Challenge:
Render the material again word for word, skipping the pictures in it.

═══ Available records

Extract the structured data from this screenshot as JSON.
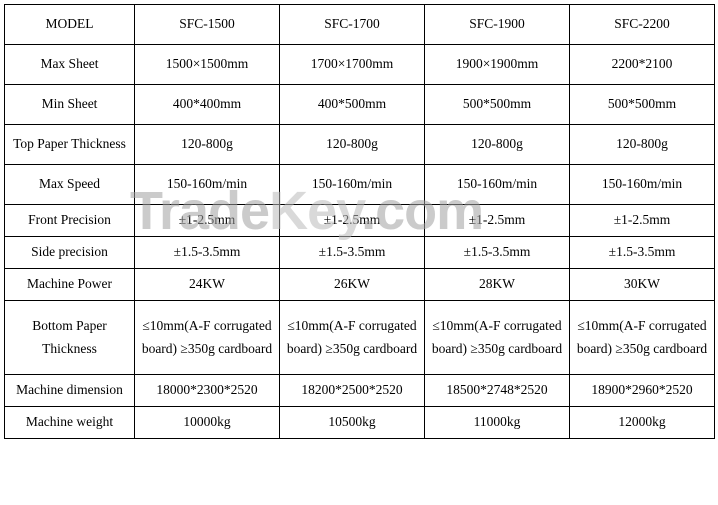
{
  "table": {
    "border_color": "#000000",
    "background_color": "#ffffff",
    "font_family": "Times New Roman",
    "font_size": 13.5,
    "text_color": "#000000",
    "columns": [
      "MODEL",
      "SFC-1500",
      "SFC-1700",
      "SFC-1900",
      "SFC-2200"
    ],
    "rows": [
      {
        "label": "Max Sheet",
        "cells": [
          "1500×1500mm",
          "1700×1700mm",
          "1900×1900mm",
          "2200*2100"
        ]
      },
      {
        "label": "Min Sheet",
        "cells": [
          "400*400mm",
          "400*500mm",
          "500*500mm",
          "500*500mm"
        ]
      },
      {
        "label": "Top Paper Thickness",
        "cells": [
          "120-800g",
          "120-800g",
          "120-800g",
          "120-800g"
        ]
      },
      {
        "label": "Max Speed",
        "cells": [
          "150-160m/min",
          "150-160m/min",
          "150-160m/min",
          "150-160m/min"
        ]
      },
      {
        "label": "Front Precision",
        "cells": [
          "±1-2.5mm",
          "±1-2.5mm",
          "±1-2.5mm",
          "±1-2.5mm"
        ]
      },
      {
        "label": "Side precision",
        "cells": [
          "±1.5-3.5mm",
          "±1.5-3.5mm",
          "±1.5-3.5mm",
          "±1.5-3.5mm"
        ]
      },
      {
        "label": "Machine Power",
        "cells": [
          "24KW",
          "26KW",
          "28KW",
          "30KW"
        ]
      },
      {
        "label": "Bottom Paper Thickness",
        "cells": [
          "≤10mm(A-F corrugated board) ≥350g cardboard",
          "≤10mm(A-F corrugated board) ≥350g cardboard",
          "≤10mm(A-F corrugated board) ≥350g cardboard",
          "≤10mm(A-F corrugated board) ≥350g cardboard"
        ]
      },
      {
        "label": "Machine dimension",
        "cells": [
          "18000*2300*2520",
          "18200*2500*2520",
          "18500*2748*2520",
          "18900*2960*2520"
        ]
      },
      {
        "label": "Machine weight",
        "cells": [
          "10000kg",
          "10500kg",
          "11000kg",
          "12000kg"
        ]
      }
    ]
  },
  "watermark": {
    "text_left": "Trade",
    "text_mid": "Key",
    "text_right": ".com",
    "font_size": 54,
    "color": "rgba(160,160,160,0.55)"
  }
}
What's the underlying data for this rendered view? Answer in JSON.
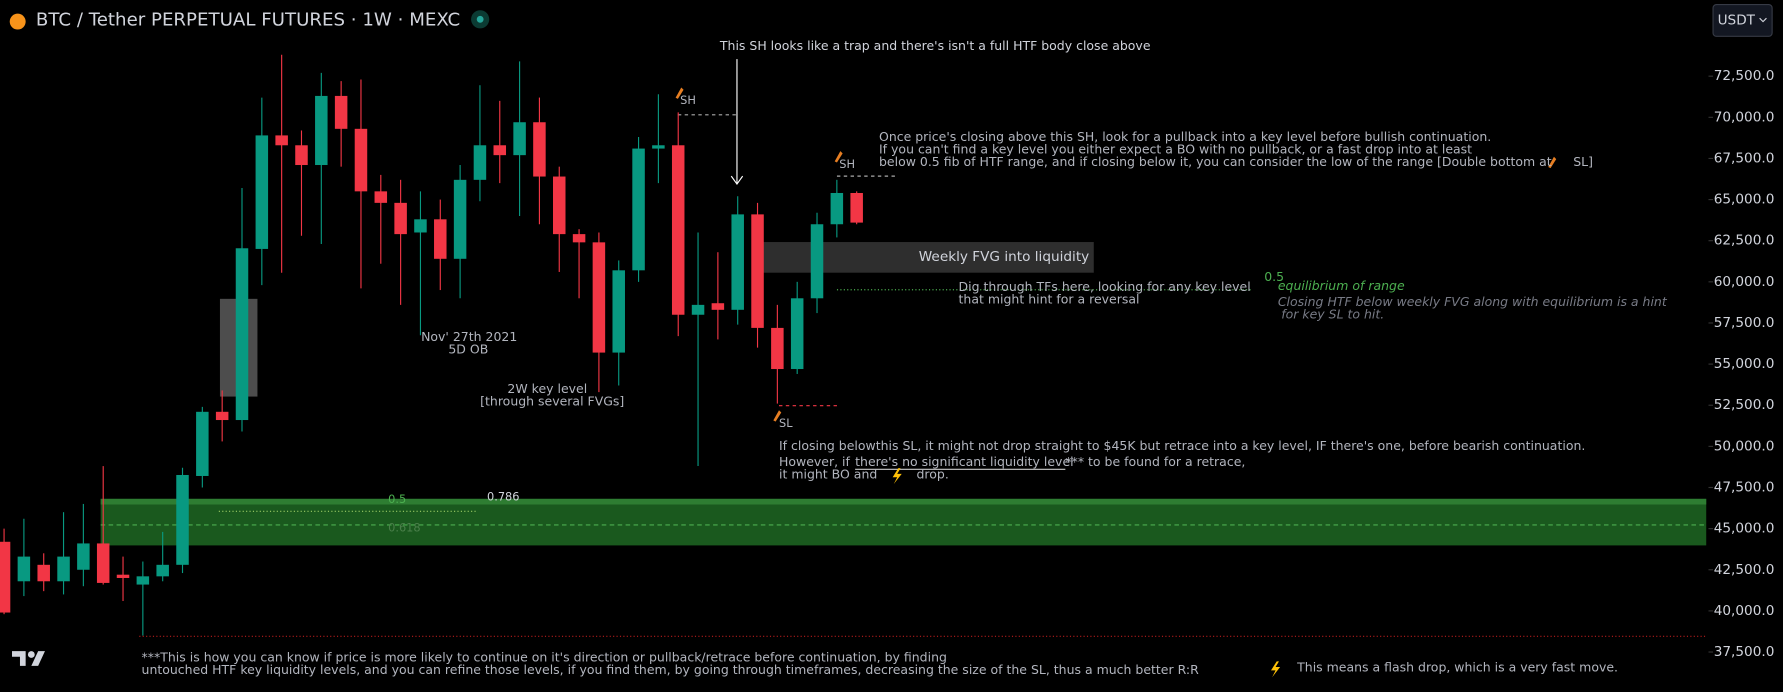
{
  "chart_data": {
    "type": "candlestick",
    "title": "BTC / Tether PERPETUAL FUTURES · 1W · MEXC",
    "currency": "USDT",
    "categories": [
      null,
      null,
      null,
      null,
      null,
      null,
      null,
      null,
      null,
      null,
      null,
      null,
      null,
      null,
      null,
      null,
      null,
      null,
      null,
      null,
      null,
      null,
      null,
      null,
      null,
      null,
      null,
      null,
      null,
      null,
      null,
      null,
      null,
      null,
      null,
      null,
      null,
      null,
      null,
      null,
      null,
      null,
      null,
      null
    ],
    "open": [
      44200,
      41800,
      42800,
      41800,
      42500,
      44100,
      42200,
      41600,
      42100,
      42800,
      48200,
      52100,
      51600,
      62000,
      68900,
      68300,
      67100,
      71300,
      69300,
      65500,
      64800,
      63000,
      63800,
      61400,
      66200,
      68300,
      67700,
      69700,
      66400,
      62900,
      62400,
      55700,
      60700,
      68100,
      68300,
      58000,
      58700,
      58300,
      64100,
      57200,
      54700,
      59000,
      63500,
      65400
    ],
    "high": [
      45000,
      45600,
      43500,
      46000,
      46500,
      48800,
      43300,
      43000,
      44800,
      48700,
      52400,
      53400,
      65700,
      71200,
      73800,
      69200,
      72700,
      72200,
      72300,
      66500,
      66200,
      65500,
      65000,
      67100,
      71950,
      71000,
      73400,
      71200,
      67000,
      63200,
      63000,
      61300,
      68800,
      71400,
      70300,
      63000,
      61800,
      65200,
      64800,
      58600,
      60000,
      64200,
      66200,
      65500
    ],
    "low": [
      39800,
      40900,
      41200,
      41000,
      41500,
      41600,
      40600,
      38500,
      41800,
      42300,
      47500,
      50300,
      50900,
      59800,
      60550,
      62800,
      62300,
      67000,
      59600,
      61100,
      58600,
      56750,
      59500,
      59000,
      64900,
      66000,
      64000,
      63500,
      60600,
      59000,
      53300,
      53700,
      60000,
      66000,
      56700,
      48810,
      56500,
      57400,
      56000,
      52600,
      54400,
      58100,
      62700,
      63500
    ],
    "close": [
      39900,
      43300,
      41800,
      43300,
      44100,
      41700,
      42000,
      42100,
      42800,
      48260,
      52100,
      51600,
      62040,
      68900,
      68300,
      67100,
      71300,
      69300,
      65500,
      64800,
      62900,
      63800,
      61400,
      66200,
      68300,
      67700,
      69700,
      66400,
      62900,
      62400,
      55700,
      60700,
      68100,
      68300,
      58000,
      58600,
      58300,
      64100,
      57200,
      54700,
      59000,
      63500,
      65400,
      63600
    ],
    "up_color": "#089981",
    "down_color": "#f23645",
    "ylim": [
      35070,
      77130
    ],
    "yticks": [
      {
        "value": 37500,
        "label": "37,500.0"
      },
      {
        "value": 40000,
        "label": "40,000.0"
      },
      {
        "value": 42500,
        "label": "42,500.0"
      },
      {
        "value": 45000,
        "label": "45,000.0"
      },
      {
        "value": 47500,
        "label": "47,500.0"
      },
      {
        "value": 50000,
        "label": "50,000.0"
      },
      {
        "value": 52500,
        "label": "52,500.0"
      },
      {
        "value": 55000,
        "label": "55,000.0"
      },
      {
        "value": 57500,
        "label": "57,500.0"
      },
      {
        "value": 60000,
        "label": "60,000.0"
      },
      {
        "value": 62500,
        "label": "62,500.0"
      },
      {
        "value": 65000,
        "label": "65,000.0"
      },
      {
        "value": 67500,
        "label": "67,500.0"
      },
      {
        "value": 70000,
        "label": "70,000.0"
      },
      {
        "value": 72500,
        "label": "72,500.0"
      }
    ],
    "grid": false,
    "annotations": [
      "This SH looks like a trap and there's isn't a full HTF body close above",
      "SH",
      "SH",
      "Once price's closing above this SH, look for a pullback into a key level before bullish continuation.",
      "If you can't find a key level you either expect a BO with no pullback, or a fast drop into at least",
      "below 0.5 fib of HTF range, and if closing below it, you can consider the low of the range [Double bottom at",
      "SL]",
      "Weekly FVG into liquidity",
      "Dig through TFs here, looking for any key level",
      "that might hint for a reversal",
      "0.5",
      "equilibrium of range",
      "Closing HTF below weekly FVG along with equilibrium is a hint",
      "for key SL to hit.",
      "Nov' 27th 2021",
      "5D OB",
      "2W key level",
      "[through several FVGs]",
      "SL",
      "If closing belowthis SL, it might not drop straight to $45K but retrace into a key level, IF there's one, before bearish continuation.",
      "However, if",
      "there's no significant liquidity level",
      "*** to be found for a retrace,",
      "it might BO and",
      "drop.",
      "0.5",
      "0.786",
      "0.618",
      "***This is how you can know if price is more likely to continue on it's direction or pullback/retrace before continuation, by finding",
      "untouched HTF key liquidity levels, and you can refine those levels, if you find them, by going through timeframes, decreasing the size of the SL, thus a much better R:R",
      "This means a flash drop, which is a very fast move."
    ]
  }
}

══════

Task answer:
Extract the structured data from this screenshot as JSON.
{
  "table": {
    "border_color": "#000000",
    "background_color": "#ffffff",
    "font_family": "Times New Roman",
    "font_size": 13.5,
    "text_color": "#000000",
    "columns": [
      "MODEL",
      "SFC-1500",
      "SFC-1700",
      "SFC-1900",
      "SFC-2200"
    ],
    "rows": [
      {
        "label": "Max Sheet",
        "cells": [
          "1500×1500mm",
          "1700×1700mm",
          "1900×1900mm",
          "2200*2100"
        ]
      },
      {
        "label": "Min Sheet",
        "cells": [
          "400*400mm",
          "400*500mm",
          "500*500mm",
          "500*500mm"
        ]
      },
      {
        "label": "Top Paper Thickness",
        "cells": [
          "120-800g",
          "120-800g",
          "120-800g",
          "120-800g"
        ]
      },
      {
        "label": "Max Speed",
        "cells": [
          "150-160m/min",
          "150-160m/min",
          "150-160m/min",
          "150-160m/min"
        ]
      },
      {
        "label": "Front Precision",
        "cells": [
          "±1-2.5mm",
          "±1-2.5mm",
          "±1-2.5mm",
          "±1-2.5mm"
        ]
      },
      {
        "label": "Side precision",
        "cells": [
          "±1.5-3.5mm",
          "±1.5-3.5mm",
          "±1.5-3.5mm",
          "±1.5-3.5mm"
        ]
      },
      {
        "label": "Machine Power",
        "cells": [
          "24KW",
          "26KW",
          "28KW",
          "30KW"
        ]
      },
      {
        "label": "Bottom Paper Thickness",
        "cells": [
          "≤10mm(A-F corrugated board) ≥350g cardboard",
          "≤10mm(A-F corrugated board) ≥350g cardboard",
          "≤10mm(A-F corrugated board) ≥350g cardboard",
          "≤10mm(A-F corrugated board) ≥350g cardboard"
        ]
      },
      {
        "label": "Machine dimension",
        "cells": [
          "18000*2300*2520",
          "18200*2500*2520",
          "18500*2748*2520",
          "18900*2960*2520"
        ]
      },
      {
        "label": "Machine weight",
        "cells": [
          "10000kg",
          "10500kg",
          "11000kg",
          "12000kg"
        ]
      }
    ]
  },
  "watermark": {
    "text_left": "Trade",
    "text_mid": "Key",
    "text_right": ".com",
    "font_size": 54,
    "color": "rgba(160,160,160,0.55)"
  }
}
What's the underlying data for this rendered view? Answer in JSON.
{
  "chart_data": {
    "type": "candlestick",
    "title": "BTC / Tether PERPETUAL FUTURES · 1W · MEXC",
    "currency": "USDT",
    "categories": [
      null,
      null,
      null,
      null,
      null,
      null,
      null,
      null,
      null,
      null,
      null,
      null,
      null,
      null,
      null,
      null,
      null,
      null,
      null,
      null,
      null,
      null,
      null,
      null,
      null,
      null,
      null,
      null,
      null,
      null,
      null,
      null,
      null,
      null,
      null,
      null,
      null,
      null,
      null,
      null,
      null,
      null,
      null,
      null
    ],
    "open": [
      44200,
      41800,
      42800,
      41800,
      42500,
      44100,
      42200,
      41600,
      42100,
      42800,
      48200,
      52100,
      51600,
      62000,
      68900,
      68300,
      67100,
      71300,
      69300,
      65500,
      64800,
      63000,
      63800,
      61400,
      66200,
      68300,
      67700,
      69700,
      66400,
      62900,
      62400,
      55700,
      60700,
      68100,
      68300,
      58000,
      58700,
      58300,
      64100,
      57200,
      54700,
      59000,
      63500,
      65400
    ],
    "high": [
      45000,
      45600,
      43500,
      46000,
      46500,
      48800,
      43300,
      43000,
      44800,
      48700,
      52400,
      53400,
      65700,
      71200,
      73800,
      69200,
      72700,
      72200,
      72300,
      66500,
      66200,
      65500,
      65000,
      67100,
      71950,
      71000,
      73400,
      71200,
      67000,
      63200,
      63000,
      61300,
      68800,
      71400,
      70300,
      63000,
      61800,
      65200,
      64800,
      58600,
      60000,
      64200,
      66200,
      65500
    ],
    "low": [
      39800,
      40900,
      41200,
      41000,
      41500,
      41600,
      40600,
      38500,
      41800,
      42300,
      47500,
      50300,
      50900,
      59800,
      60550,
      62800,
      62300,
      67000,
      59600,
      61100,
      58600,
      56750,
      59500,
      59000,
      64900,
      66000,
      64000,
      63500,
      60600,
      59000,
      53300,
      53700,
      60000,
      66000,
      56700,
      48810,
      56500,
      57400,
      56000,
      52600,
      54400,
      58100,
      62700,
      63500
    ],
    "close": [
      39900,
      43300,
      41800,
      43300,
      44100,
      41700,
      42000,
      42100,
      42800,
      48260,
      52100,
      51600,
      62040,
      68900,
      68300,
      67100,
      71300,
      69300,
      65500,
      64800,
      62900,
      63800,
      61400,
      66200,
      68300,
      67700,
      69700,
      66400,
      62900,
      62400,
      55700,
      60700,
      68100,
      68300,
      58000,
      58600,
      58300,
      64100,
      57200,
      54700,
      59000,
      63500,
      65400,
      63600
    ],
    "up_color": "#089981",
    "down_color": "#f23645",
    "ylim": [
      35070,
      77130
    ],
    "yticks": [
      {
        "value": 37500,
        "label": "37,500.0"
      },
      {
        "value": 40000,
        "label": "40,000.0"
      },
      {
        "value": 42500,
        "label": "42,500.0"
      },
      {
        "value": 45000,
        "label": "45,000.0"
      },
      {
        "value": 47500,
        "label": "47,500.0"
      },
      {
        "value": 50000,
        "label": "50,000.0"
      },
      {
        "value": 52500,
        "label": "52,500.0"
      },
      {
        "value": 55000,
        "label": "55,000.0"
      },
      {
        "value": 57500,
        "label": "57,500.0"
      },
      {
        "value": 60000,
        "label": "60,000.0"
      },
      {
        "value": 62500,
        "label": "62,500.0"
      },
      {
        "value": 65000,
        "label": "65,000.0"
      },
      {
        "value": 67500,
        "label": "67,500.0"
      },
      {
        "value": 70000,
        "label": "70,000.0"
      },
      {
        "value": 72500,
        "label": "72,500.0"
      }
    ],
    "grid": false,
    "annotations": [
      "This SH looks like a trap and there's isn't a full HTF body close above",
      "SH",
      "SH",
      "Once price's closing above this SH, look for a pullback into a key level before bullish continuation.",
      "If you can't find a key level you either expect a BO with no pullback, or a fast drop into at least",
      "below 0.5 fib of HTF range, and if closing below it, you can consider the low of the range [Double bottom at",
      "SL]",
      "Weekly FVG into liquidity",
      "Dig through TFs here, looking for any key level",
      "that might hint for a reversal",
      "0.5",
      "equilibrium of range",
      "Closing HTF below weekly FVG along with equilibrium is a hint",
      "for key SL to hit.",
      "Nov' 27th 2021",
      "5D OB",
      "2W key level",
      "[through several FVGs]",
      "SL",
      "If closing belowthis SL, it might not drop straight to $45K but retrace into a key level, IF there's one, before bearish continuation.",
      "However, if",
      "there's no significant liquidity level",
      "*** to be found for a retrace,",
      "it might BO and",
      "drop.",
      "0.5",
      "0.786",
      "0.618",
      "***This is how you can know if price is more likely to continue on it's direction or pullback/retrace before continuation, by finding",
      "untouched HTF key liquidity levels, and you can refine those levels, if you find them, by going through timeframes, decreasing the size of the SL, thus a much better R:R",
      "This means a flash drop, which is a very fast move."
    ]
  }
}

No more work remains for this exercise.